Stored items:
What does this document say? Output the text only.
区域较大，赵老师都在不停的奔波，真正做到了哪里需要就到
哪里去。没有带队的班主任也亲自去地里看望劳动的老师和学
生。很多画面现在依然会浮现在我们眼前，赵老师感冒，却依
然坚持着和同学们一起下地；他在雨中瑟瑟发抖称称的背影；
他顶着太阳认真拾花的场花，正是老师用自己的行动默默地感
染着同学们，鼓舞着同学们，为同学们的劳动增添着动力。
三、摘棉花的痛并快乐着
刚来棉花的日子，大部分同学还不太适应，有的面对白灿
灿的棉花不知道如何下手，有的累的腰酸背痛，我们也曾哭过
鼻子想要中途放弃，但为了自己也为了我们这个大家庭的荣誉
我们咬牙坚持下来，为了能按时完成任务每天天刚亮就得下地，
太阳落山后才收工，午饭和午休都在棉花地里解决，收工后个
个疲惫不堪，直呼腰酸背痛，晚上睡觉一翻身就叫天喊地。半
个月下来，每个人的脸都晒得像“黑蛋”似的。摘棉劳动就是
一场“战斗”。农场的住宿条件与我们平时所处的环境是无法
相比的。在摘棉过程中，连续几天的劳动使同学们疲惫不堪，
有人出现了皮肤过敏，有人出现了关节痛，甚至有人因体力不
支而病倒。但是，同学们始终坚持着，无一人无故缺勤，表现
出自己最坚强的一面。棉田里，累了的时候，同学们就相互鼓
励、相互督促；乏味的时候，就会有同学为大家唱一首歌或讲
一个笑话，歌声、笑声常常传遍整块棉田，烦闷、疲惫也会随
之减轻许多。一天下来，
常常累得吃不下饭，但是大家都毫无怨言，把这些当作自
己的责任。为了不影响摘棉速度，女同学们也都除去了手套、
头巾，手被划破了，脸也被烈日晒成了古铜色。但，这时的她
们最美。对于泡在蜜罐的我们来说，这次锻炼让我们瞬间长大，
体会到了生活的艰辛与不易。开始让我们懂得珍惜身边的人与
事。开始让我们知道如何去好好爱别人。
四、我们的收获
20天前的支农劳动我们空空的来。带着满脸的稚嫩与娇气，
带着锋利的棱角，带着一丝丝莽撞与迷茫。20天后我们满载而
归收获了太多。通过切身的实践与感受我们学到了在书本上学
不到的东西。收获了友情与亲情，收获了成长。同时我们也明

PROBLEM TO SOLVE
Set down the entries verbatim, leaving none out.

THE REPLY
What does this document say? Output the text only.
区域较大，赵老师都在不停的奔波，真正做到了哪里需要就到
哪里去。没有带队的班主任也亲自去地里看望劳动的老师和学
生。很多画面现在依然会浮现在我们眼前，赵老师感冒，却依
然坚持着和同学们一起下地；他在雨中瑟瑟发抖称称的背影；
他顶着太阳认真拾花的场花，正是老师用自己的行动默默地感
染着同学们，鼓舞着同学们，为同学们的劳动增添着动力。
三、摘棉花的痛并快乐着
刚来棉花的日子，大部分同学还不太适应，有的面对白灿
灿的棉花不知道如何下手，有的累的腰酸背痛，我们也曾哭过
鼻子想要中途放弃，但为了自己也为了我们这个大家庭的荣誉
我们咬牙坚持下来，为了能按时完成任务每天天刚亮就得下地，
太阳落山后才收工，午饭和午休都在棉花地里解决，收工后个
个疲惫不堪，直呼腰酸背痛，晚上睡觉一翻身就叫天喊地。半
个月下来，每个人的脸都晒得像“黑蛋”似的。摘棉劳动就是
一场“战斗”。农场的住宿条件与我们平时所处的环境是无法
相比的。在摘棉过程中，连续几天的劳动使同学们疲惫不堪，
有人出现了皮肤过敏，有人出现了关节痛，甚至有人因体力不
支而病倒。但是，同学们始终坚持着，无一人无故缺勤，表现
出自己最坚强的一面。棉田里，累了的时候，同学们就相互鼓
励、相互督促；乏味的时候，就会有同学为大家唱一首歌或讲
一个笑话，歌声、笑声常常传遍整块棉田，烦闷、疲惫也会随
之减轻许多。一天下来，
常常累得吃不下饭，但是大家都毫无怨言，把这些当作自
己的责任。为了不影响摘棉速度，女同学们也都除去了手套、
头巾，手被划破了，脸也被烈日晒成了古铜色。但，这时的她
们最美。对于泡在蜜罐的我们来说，这次锻炼让我们瞬间长大，
体会到了生活的艰辛与不易。开始让我们懂得珍惜身边的人与
事。开始让我们知道如何去好好爱别人。
四、我们的收获
20天前的支农劳动我们空空的来。带着满脸的稚嫩与娇气，
带着锋利的棱角，带着一丝丝莽撞与迷茫。20天后我们满载而
归收获了太多。通过切身的实践与感受我们学到了在书本上学
不到的东西。收获了友情与亲情，收获了成长。同时我们也明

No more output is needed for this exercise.